Write out all of the entries exactly as given.

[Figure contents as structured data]

····················

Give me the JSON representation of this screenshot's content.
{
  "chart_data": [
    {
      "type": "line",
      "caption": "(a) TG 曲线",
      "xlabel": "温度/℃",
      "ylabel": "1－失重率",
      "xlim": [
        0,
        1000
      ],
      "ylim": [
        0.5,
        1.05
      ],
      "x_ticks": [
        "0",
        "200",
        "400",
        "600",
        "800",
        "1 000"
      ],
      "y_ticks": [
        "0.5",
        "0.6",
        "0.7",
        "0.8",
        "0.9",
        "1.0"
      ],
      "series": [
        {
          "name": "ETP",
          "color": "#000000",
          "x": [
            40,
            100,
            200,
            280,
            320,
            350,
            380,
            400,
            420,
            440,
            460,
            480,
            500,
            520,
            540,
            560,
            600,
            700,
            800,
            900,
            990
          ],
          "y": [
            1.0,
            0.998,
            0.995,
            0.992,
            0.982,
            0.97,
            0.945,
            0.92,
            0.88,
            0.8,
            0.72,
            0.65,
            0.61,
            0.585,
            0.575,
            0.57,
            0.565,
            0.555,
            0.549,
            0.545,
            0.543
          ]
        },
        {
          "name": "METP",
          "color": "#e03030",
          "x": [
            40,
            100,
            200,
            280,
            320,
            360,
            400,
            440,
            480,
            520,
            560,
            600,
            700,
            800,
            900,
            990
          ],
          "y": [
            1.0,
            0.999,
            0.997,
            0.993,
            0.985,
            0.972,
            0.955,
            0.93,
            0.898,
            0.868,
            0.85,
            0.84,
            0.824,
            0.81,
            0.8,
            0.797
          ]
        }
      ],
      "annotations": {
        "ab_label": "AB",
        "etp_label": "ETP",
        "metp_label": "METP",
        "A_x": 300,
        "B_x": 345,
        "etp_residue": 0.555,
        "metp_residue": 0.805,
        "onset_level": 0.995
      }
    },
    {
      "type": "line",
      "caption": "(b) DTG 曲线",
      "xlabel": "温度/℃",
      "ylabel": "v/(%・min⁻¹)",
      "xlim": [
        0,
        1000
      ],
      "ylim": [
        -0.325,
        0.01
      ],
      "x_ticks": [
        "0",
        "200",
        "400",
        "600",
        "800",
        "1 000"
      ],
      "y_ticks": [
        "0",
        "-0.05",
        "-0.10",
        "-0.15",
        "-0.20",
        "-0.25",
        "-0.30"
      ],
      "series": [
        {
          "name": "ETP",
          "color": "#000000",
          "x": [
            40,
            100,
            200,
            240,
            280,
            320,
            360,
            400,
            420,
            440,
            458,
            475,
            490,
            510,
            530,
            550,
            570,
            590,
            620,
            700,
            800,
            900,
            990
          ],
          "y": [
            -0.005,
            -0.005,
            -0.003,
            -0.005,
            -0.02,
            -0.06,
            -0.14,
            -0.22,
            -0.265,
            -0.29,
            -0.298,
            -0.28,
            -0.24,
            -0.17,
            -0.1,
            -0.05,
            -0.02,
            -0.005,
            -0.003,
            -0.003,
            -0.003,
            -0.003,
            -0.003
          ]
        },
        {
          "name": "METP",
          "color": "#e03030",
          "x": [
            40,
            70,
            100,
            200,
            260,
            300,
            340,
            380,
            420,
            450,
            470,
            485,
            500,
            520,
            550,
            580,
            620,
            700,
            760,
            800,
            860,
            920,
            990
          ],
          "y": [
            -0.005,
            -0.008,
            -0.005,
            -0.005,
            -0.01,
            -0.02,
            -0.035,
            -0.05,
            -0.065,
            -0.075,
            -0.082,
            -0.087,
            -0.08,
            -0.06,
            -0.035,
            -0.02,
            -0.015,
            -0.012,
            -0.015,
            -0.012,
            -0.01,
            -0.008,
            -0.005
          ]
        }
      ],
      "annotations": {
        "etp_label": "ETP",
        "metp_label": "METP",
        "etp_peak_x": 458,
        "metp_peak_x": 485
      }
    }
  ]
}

····················

__COMPLETE OUTPUT__:
Give me the JSON representation of this screenshot's content.
{
  "chart_data": [
    {
      "type": "line",
      "caption": "(a) TG 曲线",
      "xlabel": "温度/℃",
      "ylabel": "1－失重率",
      "xlim": [
        0,
        1000
      ],
      "ylim": [
        0.5,
        1.05
      ],
      "x_ticks": [
        "0",
        "200",
        "400",
        "600",
        "800",
        "1 000"
      ],
      "y_ticks": [
        "0.5",
        "0.6",
        "0.7",
        "0.8",
        "0.9",
        "1.0"
      ],
      "series": [
        {
          "name": "ETP",
          "color": "#000000",
          "x": [
            40,
            100,
            200,
            280,
            320,
            350,
            380,
            400,
            420,
            440,
            460,
            480,
            500,
            520,
            540,
            560,
            600,
            700,
            800,
            900,
            990
          ],
          "y": [
            1.0,
            0.998,
            0.995,
            0.992,
            0.982,
            0.97,
            0.945,
            0.92,
            0.88,
            0.8,
            0.72,
            0.65,
            0.61,
            0.585,
            0.575,
            0.57,
            0.565,
            0.555,
            0.549,
            0.545,
            0.543
          ]
        },
        {
          "name": "METP",
          "color": "#e03030",
          "x": [
            40,
            100,
            200,
            280,
            320,
            360,
            400,
            440,
            480,
            520,
            560,
            600,
            700,
            800,
            900,
            990
          ],
          "y": [
            1.0,
            0.999,
            0.997,
            0.993,
            0.985,
            0.972,
            0.955,
            0.93,
            0.898,
            0.868,
            0.85,
            0.84,
            0.824,
            0.81,
            0.8,
            0.797
          ]
        }
      ],
      "annotations": {
        "ab_label": "AB",
        "etp_label": "ETP",
        "metp_label": "METP",
        "A_x": 300,
        "B_x": 345,
        "etp_residue": 0.555,
        "metp_residue": 0.805,
        "onset_level": 0.995
      }
    },
    {
      "type": "line",
      "caption": "(b) DTG 曲线",
      "xlabel": "温度/℃",
      "ylabel": "v/(%・min⁻¹)",
      "xlim": [
        0,
        1000
      ],
      "ylim": [
        -0.325,
        0.01
      ],
      "x_ticks": [
        "0",
        "200",
        "400",
        "600",
        "800",
        "1 000"
      ],
      "y_ticks": [
        "0",
        "-0.05",
        "-0.10",
        "-0.15",
        "-0.20",
        "-0.25",
        "-0.30"
      ],
      "series": [
        {
          "name": "ETP",
          "color": "#000000",
          "x": [
            40,
            100,
            200,
            240,
            280,
            320,
            360,
            400,
            420,
            440,
            458,
            475,
            490,
            510,
            530,
            550,
            570,
            590,
            620,
            700,
            800,
            900,
            990
          ],
          "y": [
            -0.005,
            -0.005,
            -0.003,
            -0.005,
            -0.02,
            -0.06,
            -0.14,
            -0.22,
            -0.265,
            -0.29,
            -0.298,
            -0.28,
            -0.24,
            -0.17,
            -0.1,
            -0.05,
            -0.02,
            -0.005,
            -0.003,
            -0.003,
            -0.003,
            -0.003,
            -0.003
          ]
        },
        {
          "name": "METP",
          "color": "#e03030",
          "x": [
            40,
            70,
            100,
            200,
            260,
            300,
            340,
            380,
            420,
            450,
            470,
            485,
            500,
            520,
            550,
            580,
            620,
            700,
            760,
            800,
            860,
            920,
            990
          ],
          "y": [
            -0.005,
            -0.008,
            -0.005,
            -0.005,
            -0.01,
            -0.02,
            -0.035,
            -0.05,
            -0.065,
            -0.075,
            -0.082,
            -0.087,
            -0.08,
            -0.06,
            -0.035,
            -0.02,
            -0.015,
            -0.012,
            -0.015,
            -0.012,
            -0.01,
            -0.008,
            -0.005
          ]
        }
      ],
      "annotations": {
        "etp_label": "ETP",
        "metp_label": "METP",
        "etp_peak_x": 458,
        "metp_peak_x": 485
      }
    }
  ]
}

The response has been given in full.